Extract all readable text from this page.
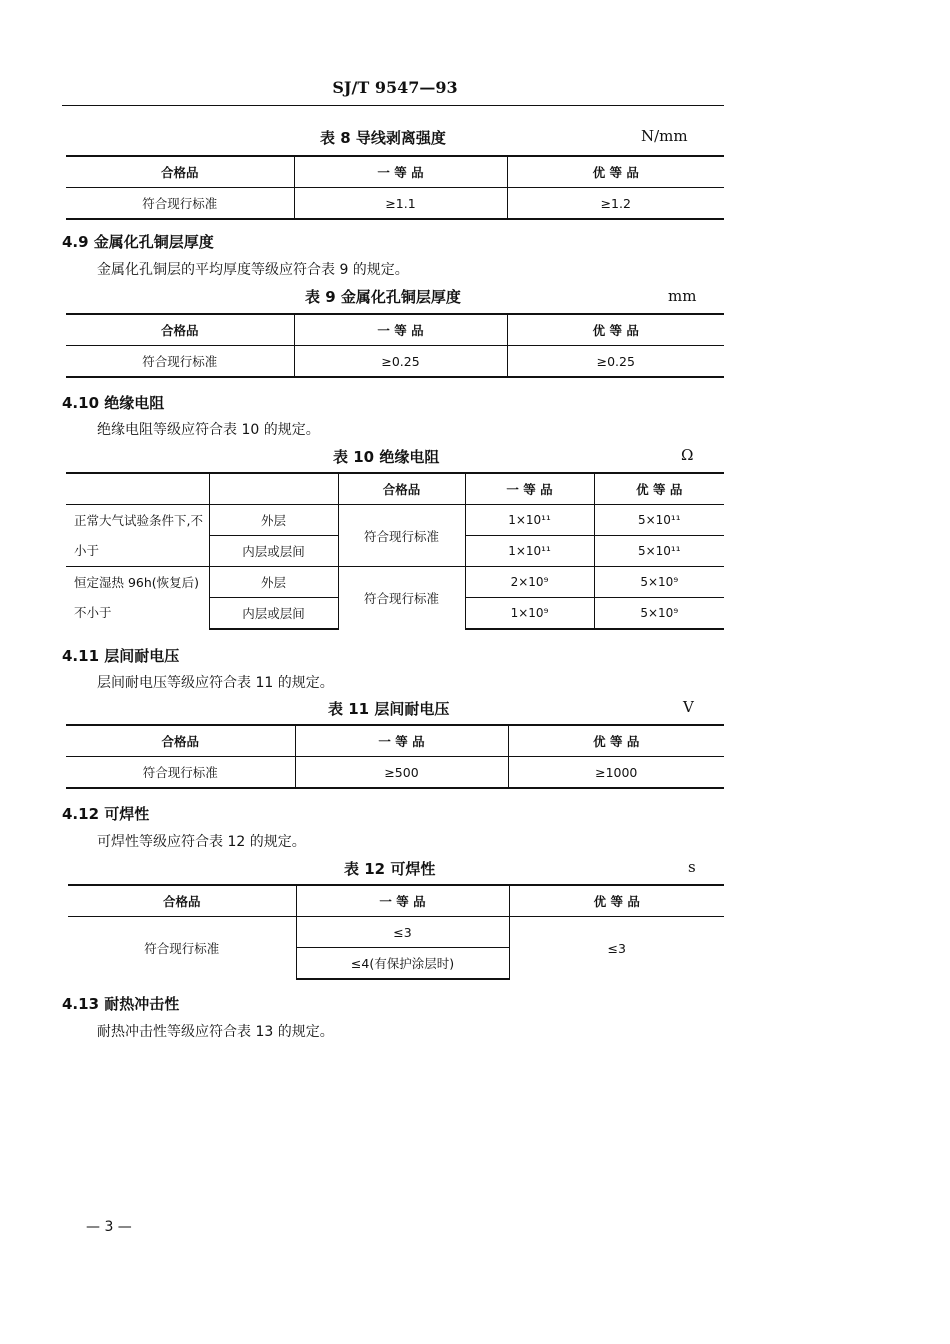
SJ/T 9547—93
表 8 导线剥离强度	N/mm
合格品	一 等 品	优 等 品
符合现行标准	≥1.1	≥1.2
4.9 金属化孔铜层厚度
金属化孔铜层的平均厚度等级应符合表 9 的规定。
表 9 金属化孔铜层厚度	mm
合格品	一 等 品	优 等 品
符合现行标准	≥0.25	≥0.25
4.10 绝缘电阻
绝缘电阻等级应符合表 10 的规定。
表 10 绝缘电阻	Ω
		合格品	一 等 品	优 等 品
正常大气试验条件下,不小于	外层	符合现行标准	1×10¹¹	5×10¹¹
	内层或层间		1×10¹¹	5×10¹¹
恒定湿热 96h(恢复后)不小于	外层	符合现行标准	2×10⁹	5×10⁹
	内层或层间		1×10⁹	5×10⁹
4.11 层间耐电压
层间耐电压等级应符合表 11 的规定。
表 11 层间耐电压	V
合格品	一 等 品	优 等 品
符合现行标准	≥500	≥1000
4.12 可焊性
可焊性等级应符合表 12 的规定。
表 12 可焊性	s
合格品	一 等 品	优 等 品
符合现行标准	≤3	≤3
	≤4(有保护涂层时)	
4.13 耐热冲击性
耐热冲击性等级应符合表 13 的规定。
— 3 —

══════

- Exercise prompt -
Find all lines holding the string "符合现行标准" and copy them.

- Solution for this problem -
符合现行标准	≥1.1	≥1.2
符合现行标准	≥0.25	≥0.25
正常大气试验条件下,不小于	外层	符合现行标准	1×10¹¹	5×10¹¹
恒定湿热 96h(恢复后)不小于	外层	符合现行标准	2×10⁹	5×10⁹
符合现行标准	≥500	≥1000
符合现行标准	≤3	≤3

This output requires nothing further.